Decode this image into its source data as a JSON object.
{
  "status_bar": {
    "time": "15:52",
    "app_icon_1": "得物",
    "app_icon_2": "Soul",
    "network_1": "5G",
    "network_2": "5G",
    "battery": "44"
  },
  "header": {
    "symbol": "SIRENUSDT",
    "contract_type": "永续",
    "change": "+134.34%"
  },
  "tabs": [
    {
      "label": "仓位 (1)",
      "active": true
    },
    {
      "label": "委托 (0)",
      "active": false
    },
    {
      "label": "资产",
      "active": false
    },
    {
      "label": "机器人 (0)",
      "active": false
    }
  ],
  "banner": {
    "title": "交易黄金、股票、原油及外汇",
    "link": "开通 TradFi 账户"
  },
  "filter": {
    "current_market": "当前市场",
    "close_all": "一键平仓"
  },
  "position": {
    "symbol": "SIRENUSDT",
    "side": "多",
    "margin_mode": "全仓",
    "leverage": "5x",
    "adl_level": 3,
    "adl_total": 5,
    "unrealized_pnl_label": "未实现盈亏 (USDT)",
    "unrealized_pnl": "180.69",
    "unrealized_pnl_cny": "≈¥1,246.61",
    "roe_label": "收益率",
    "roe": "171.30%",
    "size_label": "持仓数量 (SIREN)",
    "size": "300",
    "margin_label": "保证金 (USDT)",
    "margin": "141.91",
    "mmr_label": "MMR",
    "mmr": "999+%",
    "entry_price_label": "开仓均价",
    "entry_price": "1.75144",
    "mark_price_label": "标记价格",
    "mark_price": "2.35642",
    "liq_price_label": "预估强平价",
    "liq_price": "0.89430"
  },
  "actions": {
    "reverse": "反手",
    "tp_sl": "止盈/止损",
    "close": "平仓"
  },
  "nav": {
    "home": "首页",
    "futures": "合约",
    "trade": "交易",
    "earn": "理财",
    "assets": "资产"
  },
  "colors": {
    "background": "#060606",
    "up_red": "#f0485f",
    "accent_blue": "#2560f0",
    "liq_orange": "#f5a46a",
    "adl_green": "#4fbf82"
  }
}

===

▶ [Work to do] Return the material in full, exactly as shown.

▶ [Reply to the task]
Decode this image into its source data as a JSON object.
{
  "status_bar": {
    "time": "15:52",
    "app_icon_1": "得物",
    "app_icon_2": "Soul",
    "network_1": "5G",
    "network_2": "5G",
    "battery": "44"
  },
  "header": {
    "symbol": "SIRENUSDT",
    "contract_type": "永续",
    "change": "+134.34%"
  },
  "tabs": [
    {
      "label": "仓位 (1)",
      "active": true
    },
    {
      "label": "委托 (0)",
      "active": false
    },
    {
      "label": "资产",
      "active": false
    },
    {
      "label": "机器人 (0)",
      "active": false
    }
  ],
  "banner": {
    "title": "交易黄金、股票、原油及外汇",
    "link": "开通 TradFi 账户"
  },
  "filter": {
    "current_market": "当前市场",
    "close_all": "一键平仓"
  },
  "position": {
    "symbol": "SIRENUSDT",
    "side": "多",
    "margin_mode": "全仓",
    "leverage": "5x",
    "adl_level": 3,
    "adl_total": 5,
    "unrealized_pnl_label": "未实现盈亏 (USDT)",
    "unrealized_pnl": "180.69",
    "unrealized_pnl_cny": "≈¥1,246.61",
    "roe_label": "收益率",
    "roe": "171.30%",
    "size_label": "持仓数量 (SIREN)",
    "size": "300",
    "margin_label": "保证金 (USDT)",
    "margin": "141.91",
    "mmr_label": "MMR",
    "mmr": "999+%",
    "entry_price_label": "开仓均价",
    "entry_price": "1.75144",
    "mark_price_label": "标记价格",
    "mark_price": "2.35642",
    "liq_price_label": "预估强平价",
    "liq_price": "0.89430"
  },
  "actions": {
    "reverse": "反手",
    "tp_sl": "止盈/止损",
    "close": "平仓"
  },
  "nav": {
    "home": "首页",
    "futures": "合约",
    "trade": "交易",
    "earn": "理财",
    "assets": "资产"
  },
  "colors": {
    "background": "#060606",
    "up_red": "#f0485f",
    "accent_blue": "#2560f0",
    "liq_orange": "#f5a46a",
    "adl_green": "#4fbf82"
  }
}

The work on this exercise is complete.